:: 文档节选 ::
☆ ☆ ☆

HashingTF
就是将一个document编码是一个长度为numFeatures的稀疏矩阵,并且在该稀疏矩阵中,所有矩阵元素之和为document的长度
HashingTF没有保留原有语料库中的原始的词语
01.导入模块创建对象
from pyspark.sql import SparkSession
from pyspark.ml.feature import HashingTF
spark = SparkSession.builder.config("spark.driver.host","192.168.1.4")\
.config("spark.ui.showConsoleProgress","false")\
.appName("HashingTF").master("local[*]").getOrCreate()
02.创建数据
data = spark.createDataFrame([
(["I","am","zhangsan"],),
(["spark","is","perfect"],),
(["I","want","to","lraen","spark"],)
],["text"])
data.show()
data.printSchema()
输出结果:
+--------------------+
| text|
+--------------------+
| [I, am, zhangsan]|
|[spark, is, perfect]|
|[I, want, to, lra...|
+--------------------+
root
|-- text: array (nullable = true)
| |-- element: string (containsNull = true)
03.使用HashingTF,并查看结果
hashingTF = HashingTF(inputCol="text",outputCol="hashingTF_Res",numFeatures=9)
resHashTF = hashingTF.transform(data)
resHashTF.show()
输出结果:
+--------------------+--------------------+
| text| hashingTF_Res|
+--------------------+--------------------+
| [I, am, zhangsan]| (9,[1,6],[2.0,1.0])|
|[spark, is, perfect]|(9,[3,4,7],[1.0,1...|
|[I, want, to, lra...|(9,[0,4,6,7],[1.0...|
+--------------------+--------------------+
04.对比CountVectorizer,查看CountVectorizer的结果
from pyspark.ml.feature import CountVectorizer
countVectorizer = CountVectorizer(inputCol="text",outputCol="countVectorizer_RES")
model = countVectorizer.fit(data)
resHountVectorizer = model.transform(data)
resHountVectorizer.show()
输出结果:
+--------------------+--------------------+
| text| countVectorizer_RES|
+--------------------+--------------------+
| [I, am, zhangsan]|(9,[1,6,7],[1.0,1...|
|[spark, is, perfect]|(9,[0,3,4],[1.0,1...|
|[I, want, to, lra...|(9,[0,1,2,5,8],[1...|
+--------------------+--------------------+
05.详细查看一下HashingTF结果:
resHashTF.head(3)

☆ ☆ ☆

:: 任务说明 ::
**1.** 依据HashingTF教程回答：
(a) HashingTF是否保留原有语料库中的原始词语？
(b) 创建HashingTF对象时，numFeatures被设为多少？
(c) 教程拿哪个工具与HashingTF的结果作对比？
**2.** 用两句话概括HashingTF教程。
**3.** 请从HashingTF教程最后一行之后接着续写。
清单与HashingTF教程毫无关系。

:: 布局记录 ::

☆ ☆ ☆

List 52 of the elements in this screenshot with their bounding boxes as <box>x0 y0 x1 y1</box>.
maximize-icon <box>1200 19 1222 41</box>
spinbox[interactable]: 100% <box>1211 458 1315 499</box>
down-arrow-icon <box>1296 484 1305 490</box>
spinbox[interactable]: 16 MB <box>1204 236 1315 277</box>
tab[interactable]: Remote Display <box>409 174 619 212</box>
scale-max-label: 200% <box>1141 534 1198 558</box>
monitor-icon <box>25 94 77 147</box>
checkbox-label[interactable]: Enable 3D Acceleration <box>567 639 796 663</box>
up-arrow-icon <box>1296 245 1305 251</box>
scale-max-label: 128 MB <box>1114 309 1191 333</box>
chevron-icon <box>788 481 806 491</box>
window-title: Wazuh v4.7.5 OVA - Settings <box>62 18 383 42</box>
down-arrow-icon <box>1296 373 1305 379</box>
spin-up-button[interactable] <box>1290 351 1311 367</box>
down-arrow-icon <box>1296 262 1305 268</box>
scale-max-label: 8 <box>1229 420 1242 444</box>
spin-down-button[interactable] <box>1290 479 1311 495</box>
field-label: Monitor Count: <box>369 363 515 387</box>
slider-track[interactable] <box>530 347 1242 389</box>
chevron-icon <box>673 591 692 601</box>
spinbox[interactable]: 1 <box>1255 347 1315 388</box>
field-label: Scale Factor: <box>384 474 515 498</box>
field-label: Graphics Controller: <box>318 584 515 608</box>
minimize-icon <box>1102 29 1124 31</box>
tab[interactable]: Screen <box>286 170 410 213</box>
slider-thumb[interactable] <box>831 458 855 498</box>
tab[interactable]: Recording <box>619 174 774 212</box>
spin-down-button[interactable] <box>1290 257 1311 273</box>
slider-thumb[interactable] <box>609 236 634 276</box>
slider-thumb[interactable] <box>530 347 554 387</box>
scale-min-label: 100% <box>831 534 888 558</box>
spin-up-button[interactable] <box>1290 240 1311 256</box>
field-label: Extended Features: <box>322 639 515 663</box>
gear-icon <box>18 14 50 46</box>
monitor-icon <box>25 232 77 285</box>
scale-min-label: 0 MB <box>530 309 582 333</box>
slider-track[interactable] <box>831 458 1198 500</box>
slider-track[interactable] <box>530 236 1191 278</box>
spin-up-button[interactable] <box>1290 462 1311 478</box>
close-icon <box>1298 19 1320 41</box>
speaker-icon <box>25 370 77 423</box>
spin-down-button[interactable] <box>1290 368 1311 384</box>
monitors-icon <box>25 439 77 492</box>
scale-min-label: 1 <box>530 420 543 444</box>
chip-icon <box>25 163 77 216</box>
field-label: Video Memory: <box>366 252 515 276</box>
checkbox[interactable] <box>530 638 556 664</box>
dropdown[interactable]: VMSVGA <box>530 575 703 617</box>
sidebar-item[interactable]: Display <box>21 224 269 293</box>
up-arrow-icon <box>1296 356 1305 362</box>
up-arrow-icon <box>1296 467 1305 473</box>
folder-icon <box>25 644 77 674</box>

☆ ☆ ☆

:: 逐项答案 ::
**1.**
(a) 不保留，HashingTF没有保留原有语料库中的原始词语。
(b) 9。
(c) CountVectorizer。

**2.** HashingTF把一个document编码成长度为numFeatures的稀疏矩阵，矩阵元素之和等于document的长度，且不保留原有语料库中的原始词语。教程用PySpark创建了三行词语数据，以numFeatures=9运行HashingTF查看结果，并与CountVectorizer的结果作对比。

**3.**
输出结果:
[Row(text=['I', 'am', 'zhangsan'], hashingTF_Res=SparseVector(9, {1: 2.0, 6: 1.0})),
Row(text=['spark', 'is', 'perfect'], hashingTF_Res=SparseVector(9, {3: 1.0, 4: 1.0, 7: 1.0})),
Row(text=['I', 'want', 'to', 'lraen', 'spark'], hashingTF_Res=SparseVector(9, {0: 1.0, 4: 2.0, 6: 1.0, 7: 1.0}))]
HashingTF结果的解释:
1.numFeatures我们手动设置值为9
2.看一下源码中的说明:
Maps a sequence of terms to their term frequencies using the hashing trick.
Currently we use Austin Appleby’s MurmurHash 3 algorithm (MurmurHash3_x86_32)
to calculate the hash code value for the term object.
Since a simple modulo is used to transform the hash function to a column index,
it is advisable to use a power of two as the numFeatures parameter;
otherwise the features will not be mapped evenly to the columns.
>>> df = spark.createDataFrame([([“a”, “b”, “c”],)], [“words”])
>>> hashingTF = HashingTF(numFeatures=10, inputCol=“words”, outputCol=“features”)
>>> hashingTF.transform(df).head().features
SparseVector(10, {0: 1.0, 1: 1.0, 2: 1.0})
>>> hashingTF.setParams(outputCol=“freqs”).transform(df).head().freqs
SparseVector(10, {0: 1.0, 1: 1.0, 2: 1.0})
>>> params = {hashingTF.numFeatures: 5, hashingTF.outputCol: “vector”}
>>> hashingTF.transform(df, params).head().vector
SparseVector(5, {0: 1.0, 1: 1.0, 2: 1.0})
>>> hashingTFPath = temp_path + “/hashing-tf”
>>> hashingTF.save(hashingTFPath)
>>> loadedHashingTF = HashingTF.load(hashingTFPath)
>>> loadedHashingTF.getNumFeatures() == hashingTF.getNumFeatures()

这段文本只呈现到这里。